_Work to complete_. Examine each line of the data. Copy those that contain the string "image".
>> BEGIN Records to process
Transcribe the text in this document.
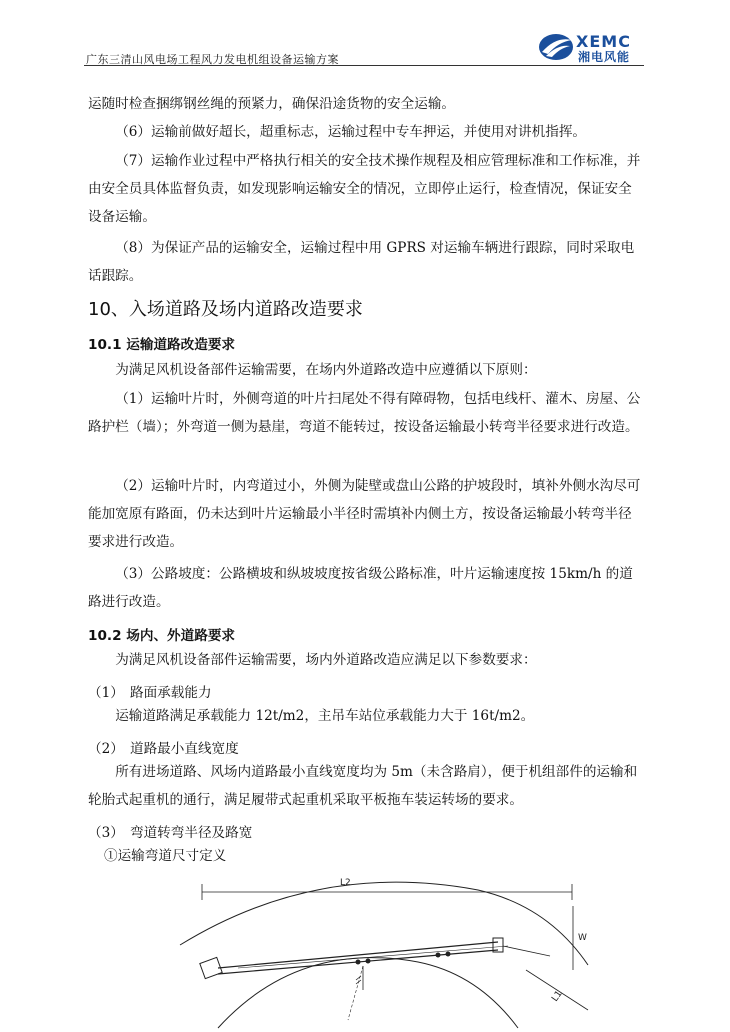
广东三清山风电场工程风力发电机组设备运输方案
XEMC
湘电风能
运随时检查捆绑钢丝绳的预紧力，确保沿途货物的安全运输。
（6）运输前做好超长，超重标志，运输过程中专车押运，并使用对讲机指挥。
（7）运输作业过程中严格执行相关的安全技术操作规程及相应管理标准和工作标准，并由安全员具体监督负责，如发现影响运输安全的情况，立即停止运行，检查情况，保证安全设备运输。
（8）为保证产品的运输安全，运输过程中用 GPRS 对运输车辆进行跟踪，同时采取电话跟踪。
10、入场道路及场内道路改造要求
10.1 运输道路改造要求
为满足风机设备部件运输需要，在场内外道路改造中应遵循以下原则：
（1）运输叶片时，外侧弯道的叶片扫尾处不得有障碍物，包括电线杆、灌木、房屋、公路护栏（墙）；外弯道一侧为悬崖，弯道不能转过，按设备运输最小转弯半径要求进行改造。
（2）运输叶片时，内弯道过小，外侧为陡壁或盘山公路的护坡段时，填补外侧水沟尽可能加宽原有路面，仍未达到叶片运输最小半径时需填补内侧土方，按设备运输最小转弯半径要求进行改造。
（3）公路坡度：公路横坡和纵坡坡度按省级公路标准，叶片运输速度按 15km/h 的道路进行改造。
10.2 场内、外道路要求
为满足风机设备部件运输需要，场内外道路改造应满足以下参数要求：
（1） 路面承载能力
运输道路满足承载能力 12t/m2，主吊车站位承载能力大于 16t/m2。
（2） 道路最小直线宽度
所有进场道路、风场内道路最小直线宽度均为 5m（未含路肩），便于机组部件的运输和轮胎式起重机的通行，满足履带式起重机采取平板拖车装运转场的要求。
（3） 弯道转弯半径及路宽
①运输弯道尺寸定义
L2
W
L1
>> END Records to process
>> BEGIN Records to process
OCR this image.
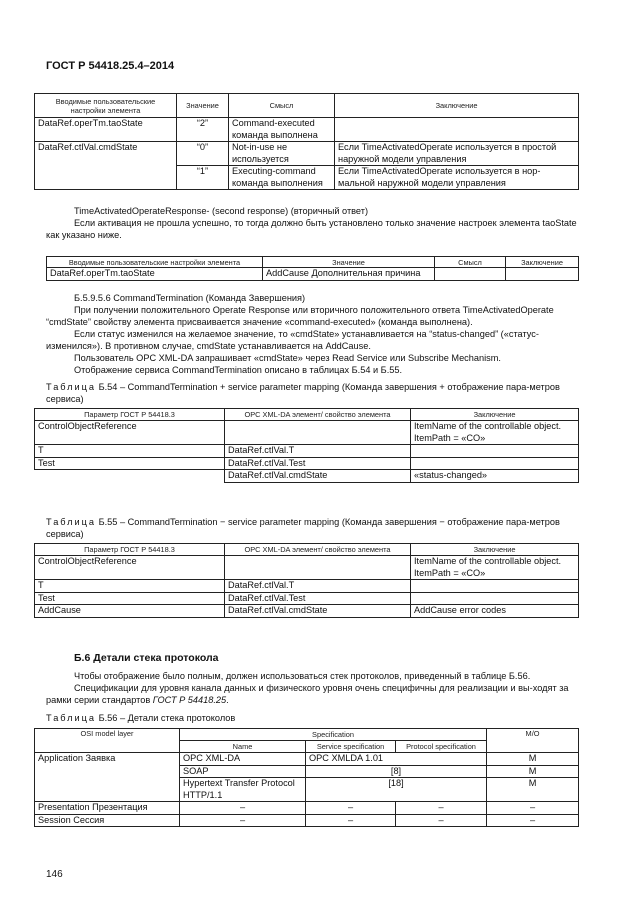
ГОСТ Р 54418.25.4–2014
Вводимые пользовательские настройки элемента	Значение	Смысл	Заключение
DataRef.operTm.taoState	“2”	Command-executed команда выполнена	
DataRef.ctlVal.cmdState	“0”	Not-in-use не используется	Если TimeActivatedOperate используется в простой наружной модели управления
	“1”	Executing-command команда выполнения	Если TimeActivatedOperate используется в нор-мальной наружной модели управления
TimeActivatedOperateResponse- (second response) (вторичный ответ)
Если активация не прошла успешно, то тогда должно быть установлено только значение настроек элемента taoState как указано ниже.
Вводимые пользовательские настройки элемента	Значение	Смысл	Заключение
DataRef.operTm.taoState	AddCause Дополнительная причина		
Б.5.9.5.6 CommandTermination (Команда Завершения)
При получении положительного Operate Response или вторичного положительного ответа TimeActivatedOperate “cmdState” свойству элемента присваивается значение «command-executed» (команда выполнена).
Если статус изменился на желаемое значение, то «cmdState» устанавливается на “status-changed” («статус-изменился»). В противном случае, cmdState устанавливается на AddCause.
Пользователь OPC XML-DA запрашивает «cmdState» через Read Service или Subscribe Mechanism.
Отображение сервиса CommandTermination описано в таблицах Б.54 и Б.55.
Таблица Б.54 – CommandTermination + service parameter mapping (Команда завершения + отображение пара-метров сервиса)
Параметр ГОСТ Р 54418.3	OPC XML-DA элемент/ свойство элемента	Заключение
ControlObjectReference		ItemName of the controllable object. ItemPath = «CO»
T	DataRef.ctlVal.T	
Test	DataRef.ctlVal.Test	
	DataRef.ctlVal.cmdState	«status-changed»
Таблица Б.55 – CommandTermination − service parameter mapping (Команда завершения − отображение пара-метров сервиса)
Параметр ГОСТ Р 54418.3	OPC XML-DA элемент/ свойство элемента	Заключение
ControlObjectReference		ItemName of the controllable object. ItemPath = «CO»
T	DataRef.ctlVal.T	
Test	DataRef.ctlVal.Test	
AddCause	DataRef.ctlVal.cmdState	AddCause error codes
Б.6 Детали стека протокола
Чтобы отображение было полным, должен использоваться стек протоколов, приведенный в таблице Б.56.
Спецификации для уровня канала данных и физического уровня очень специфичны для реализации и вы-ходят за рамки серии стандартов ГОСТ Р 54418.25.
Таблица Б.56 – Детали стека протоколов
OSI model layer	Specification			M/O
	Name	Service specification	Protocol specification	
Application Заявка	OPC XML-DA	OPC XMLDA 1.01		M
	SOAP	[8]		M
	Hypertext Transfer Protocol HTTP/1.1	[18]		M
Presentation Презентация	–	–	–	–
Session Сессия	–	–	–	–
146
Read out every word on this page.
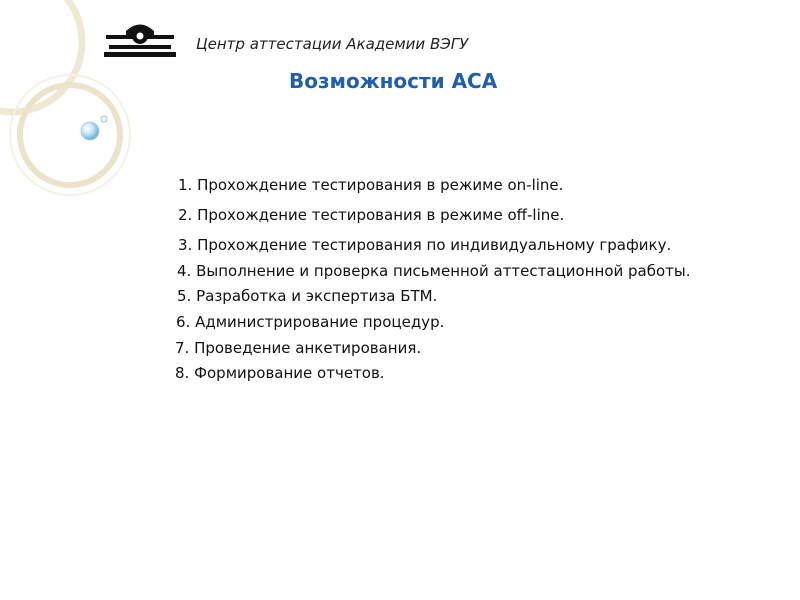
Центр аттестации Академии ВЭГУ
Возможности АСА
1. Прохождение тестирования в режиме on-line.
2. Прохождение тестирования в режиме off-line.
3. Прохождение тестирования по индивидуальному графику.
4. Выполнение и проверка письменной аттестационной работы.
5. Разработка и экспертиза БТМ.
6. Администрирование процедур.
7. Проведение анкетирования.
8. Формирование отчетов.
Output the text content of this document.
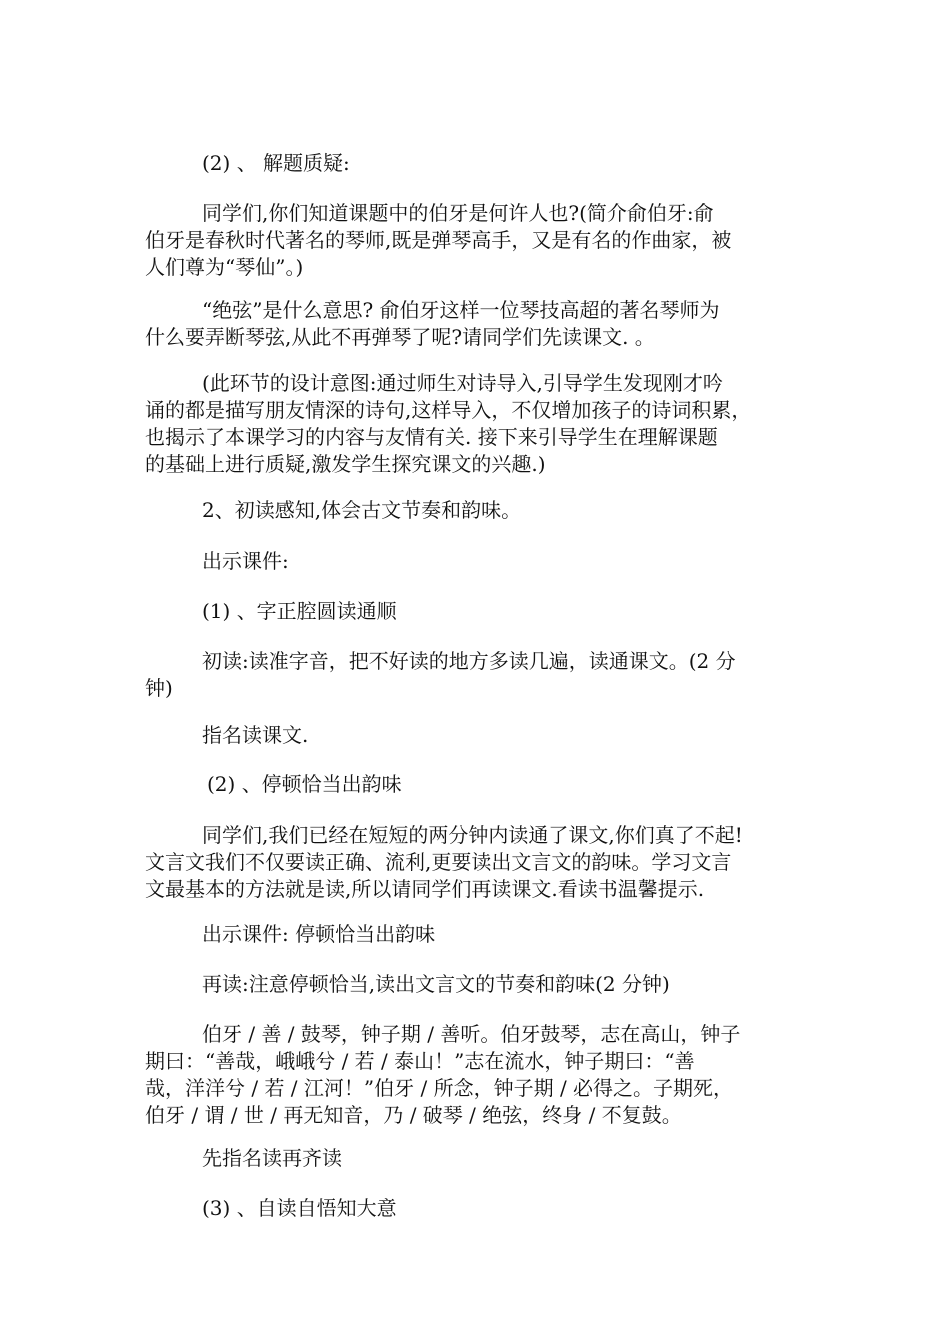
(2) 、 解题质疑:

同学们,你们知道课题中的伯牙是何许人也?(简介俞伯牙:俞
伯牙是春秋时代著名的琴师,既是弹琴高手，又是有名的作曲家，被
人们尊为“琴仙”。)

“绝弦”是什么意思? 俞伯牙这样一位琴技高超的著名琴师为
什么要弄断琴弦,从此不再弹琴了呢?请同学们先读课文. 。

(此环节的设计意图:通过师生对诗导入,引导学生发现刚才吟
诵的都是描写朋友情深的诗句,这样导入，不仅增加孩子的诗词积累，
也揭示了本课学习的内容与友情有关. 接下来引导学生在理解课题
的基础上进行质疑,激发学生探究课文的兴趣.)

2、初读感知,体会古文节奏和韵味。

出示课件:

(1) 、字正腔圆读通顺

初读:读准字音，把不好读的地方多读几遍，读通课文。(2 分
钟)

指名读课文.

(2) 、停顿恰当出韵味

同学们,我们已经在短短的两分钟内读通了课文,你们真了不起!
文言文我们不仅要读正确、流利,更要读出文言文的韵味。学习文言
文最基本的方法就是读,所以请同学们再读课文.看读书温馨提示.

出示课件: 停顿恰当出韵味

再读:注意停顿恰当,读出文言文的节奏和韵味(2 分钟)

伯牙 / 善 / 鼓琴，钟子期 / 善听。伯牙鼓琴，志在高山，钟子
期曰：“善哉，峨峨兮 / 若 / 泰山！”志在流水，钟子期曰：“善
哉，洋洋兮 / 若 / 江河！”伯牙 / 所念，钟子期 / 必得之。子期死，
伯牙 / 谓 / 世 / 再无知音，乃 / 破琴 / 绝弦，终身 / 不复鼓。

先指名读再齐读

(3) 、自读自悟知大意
>> END Records to process
>> BEGIN Records to process
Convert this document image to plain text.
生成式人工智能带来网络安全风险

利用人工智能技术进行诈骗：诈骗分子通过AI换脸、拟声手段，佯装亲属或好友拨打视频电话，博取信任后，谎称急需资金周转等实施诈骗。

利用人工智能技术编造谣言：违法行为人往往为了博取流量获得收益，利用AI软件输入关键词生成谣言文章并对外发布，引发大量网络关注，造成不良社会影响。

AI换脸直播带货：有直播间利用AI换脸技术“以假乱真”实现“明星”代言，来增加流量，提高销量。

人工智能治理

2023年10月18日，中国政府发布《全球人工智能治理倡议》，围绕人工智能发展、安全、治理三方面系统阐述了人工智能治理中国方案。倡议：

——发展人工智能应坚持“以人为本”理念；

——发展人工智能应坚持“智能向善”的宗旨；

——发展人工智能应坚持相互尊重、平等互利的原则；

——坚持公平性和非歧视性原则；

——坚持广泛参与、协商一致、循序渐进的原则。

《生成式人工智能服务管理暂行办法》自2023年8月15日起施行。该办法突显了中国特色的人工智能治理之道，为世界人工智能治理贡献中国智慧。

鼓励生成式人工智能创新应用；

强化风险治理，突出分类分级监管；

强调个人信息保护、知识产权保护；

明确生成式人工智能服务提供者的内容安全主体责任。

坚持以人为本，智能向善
>> END Records to process
_Answer below_.
OCR this image.
Convert this document image to plain text.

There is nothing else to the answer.